__SOURCE__.
= = =
We estimate our effective income tax rate for the remaining quarters of this year will be between 32% and 33% resulting in a full year effective income tax rate of between 32% and 33%.
LIQUIDITY AND CAPITAL RESOURCES
We generally fund cash requirements for working capital, capital expenditures, equity investments, acquisitions, debt repayments, dividend payments and share repurchases from cash generated from operations, availability under existing committed revolving credit facilities, and in certain instances, public and private debt and equity offerings. We have grown our businesses in significant part in the past through acquisitions, financed by credit provided under our revolving credit facilities and, from time to time, by private or public debt issuance. Our primary revolving credit facilities have generally been adequate for these purposes, although we have negotiated additional credit facilities as needed to allow us to complete acquisitions; these are temporary loans that have in the past been repaid within less than a year.
= = =
__STORED DATA__.
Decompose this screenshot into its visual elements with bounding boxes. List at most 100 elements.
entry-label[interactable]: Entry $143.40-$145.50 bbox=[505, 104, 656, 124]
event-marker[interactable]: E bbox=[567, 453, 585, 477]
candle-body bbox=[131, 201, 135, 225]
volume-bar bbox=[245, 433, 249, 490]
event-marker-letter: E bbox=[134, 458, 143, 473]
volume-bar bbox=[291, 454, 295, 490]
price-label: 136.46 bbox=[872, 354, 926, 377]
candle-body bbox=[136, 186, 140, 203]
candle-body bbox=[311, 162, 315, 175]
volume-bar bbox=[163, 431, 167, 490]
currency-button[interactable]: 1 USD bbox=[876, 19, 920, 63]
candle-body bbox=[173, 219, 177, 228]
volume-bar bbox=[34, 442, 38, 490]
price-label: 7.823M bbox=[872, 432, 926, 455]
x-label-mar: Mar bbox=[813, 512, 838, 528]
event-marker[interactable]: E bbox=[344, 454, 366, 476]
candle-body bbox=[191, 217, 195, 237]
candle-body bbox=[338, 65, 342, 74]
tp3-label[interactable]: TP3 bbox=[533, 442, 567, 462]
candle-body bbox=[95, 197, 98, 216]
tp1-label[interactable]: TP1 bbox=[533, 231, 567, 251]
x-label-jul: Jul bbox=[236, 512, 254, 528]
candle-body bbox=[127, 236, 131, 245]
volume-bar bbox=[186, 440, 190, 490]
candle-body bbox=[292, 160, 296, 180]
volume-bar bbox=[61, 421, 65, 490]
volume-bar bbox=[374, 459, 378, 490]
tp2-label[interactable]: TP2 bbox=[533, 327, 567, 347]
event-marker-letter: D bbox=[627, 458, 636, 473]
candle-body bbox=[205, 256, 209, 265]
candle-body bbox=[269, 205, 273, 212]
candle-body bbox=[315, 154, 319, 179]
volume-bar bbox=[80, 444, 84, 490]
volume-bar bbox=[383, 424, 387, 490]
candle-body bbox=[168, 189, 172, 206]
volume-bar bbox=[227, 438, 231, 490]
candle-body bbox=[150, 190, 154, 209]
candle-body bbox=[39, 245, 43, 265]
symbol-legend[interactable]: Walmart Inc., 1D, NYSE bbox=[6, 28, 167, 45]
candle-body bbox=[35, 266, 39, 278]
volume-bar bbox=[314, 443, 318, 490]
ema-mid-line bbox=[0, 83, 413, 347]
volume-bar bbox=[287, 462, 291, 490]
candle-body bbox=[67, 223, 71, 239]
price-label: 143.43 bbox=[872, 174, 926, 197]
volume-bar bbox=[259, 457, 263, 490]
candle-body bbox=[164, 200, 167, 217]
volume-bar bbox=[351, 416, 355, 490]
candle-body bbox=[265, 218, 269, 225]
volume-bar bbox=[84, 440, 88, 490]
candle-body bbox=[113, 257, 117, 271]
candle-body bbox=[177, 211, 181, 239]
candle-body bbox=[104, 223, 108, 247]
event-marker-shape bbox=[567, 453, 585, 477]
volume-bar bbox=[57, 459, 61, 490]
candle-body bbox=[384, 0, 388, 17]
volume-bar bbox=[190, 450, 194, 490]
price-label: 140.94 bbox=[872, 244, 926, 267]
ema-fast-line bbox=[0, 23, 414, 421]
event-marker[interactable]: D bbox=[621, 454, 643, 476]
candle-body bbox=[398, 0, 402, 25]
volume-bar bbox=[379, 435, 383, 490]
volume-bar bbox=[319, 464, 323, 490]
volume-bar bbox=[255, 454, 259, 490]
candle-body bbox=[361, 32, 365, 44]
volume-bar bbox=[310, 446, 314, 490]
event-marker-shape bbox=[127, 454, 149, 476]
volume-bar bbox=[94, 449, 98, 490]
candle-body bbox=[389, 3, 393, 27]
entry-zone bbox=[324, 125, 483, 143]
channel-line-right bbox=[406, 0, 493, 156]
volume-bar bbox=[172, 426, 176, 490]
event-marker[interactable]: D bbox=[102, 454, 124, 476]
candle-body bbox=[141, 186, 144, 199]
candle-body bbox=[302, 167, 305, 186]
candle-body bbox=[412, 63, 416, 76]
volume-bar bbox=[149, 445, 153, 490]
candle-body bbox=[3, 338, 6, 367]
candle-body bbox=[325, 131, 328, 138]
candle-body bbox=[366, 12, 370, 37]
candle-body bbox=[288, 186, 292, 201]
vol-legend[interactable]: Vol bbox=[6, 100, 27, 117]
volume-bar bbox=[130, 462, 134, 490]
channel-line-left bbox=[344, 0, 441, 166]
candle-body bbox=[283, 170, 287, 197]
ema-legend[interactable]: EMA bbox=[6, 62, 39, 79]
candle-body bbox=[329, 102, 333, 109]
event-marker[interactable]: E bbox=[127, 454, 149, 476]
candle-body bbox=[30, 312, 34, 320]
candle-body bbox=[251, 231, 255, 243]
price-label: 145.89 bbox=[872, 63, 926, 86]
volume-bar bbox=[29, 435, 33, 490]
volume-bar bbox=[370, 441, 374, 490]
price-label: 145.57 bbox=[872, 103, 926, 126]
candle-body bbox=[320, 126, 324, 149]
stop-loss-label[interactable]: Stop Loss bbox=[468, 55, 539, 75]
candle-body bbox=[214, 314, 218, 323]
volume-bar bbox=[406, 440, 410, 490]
= = =
__PROBLEMS AND TASKS__.
1. List every cash requirement that the liquidity and capital resources text says is generally funded.
2. Carry the liquidity and capital resources text forward from its final sentence.

__ANSWERS GIVEN__.
1. working capital, capital expenditures, equity investments, acquisitions, debt repayments, dividend payments, share repurchases

2.
In light of the current global economic situation and the state of credit markets generally, we do not currently plan to make any significant acquisitions in 2009, and we do not plan to continue in 2009 the annual share repurchase programs that we have undertaken over the past few years. We are focusing on increasing our cash flow and maximizing debt repayment for the foreseeable future. Our intent is to maintain investment grade ratings and a solid liquidity position.
We experience seasonal cash flows primarily due to seasonal demand in a number of markets within our Water Group. We generally borrow in the first quarter of our fiscal year for operational purposes, which usage reverses in the second quarter as the seasonality of our businesses peaks. End-user demand for pool equipment follows warm weather trends and is at seasonal highs from April to August. The magnitude of the sales spike is partially mitigated by employing some advance sale “early buy” programs (generally including extended payment terms and/or additional discounts). Demand for residential and agricultural water systems is also impacted by weather patterns, particularly by heavy flooding and droughts.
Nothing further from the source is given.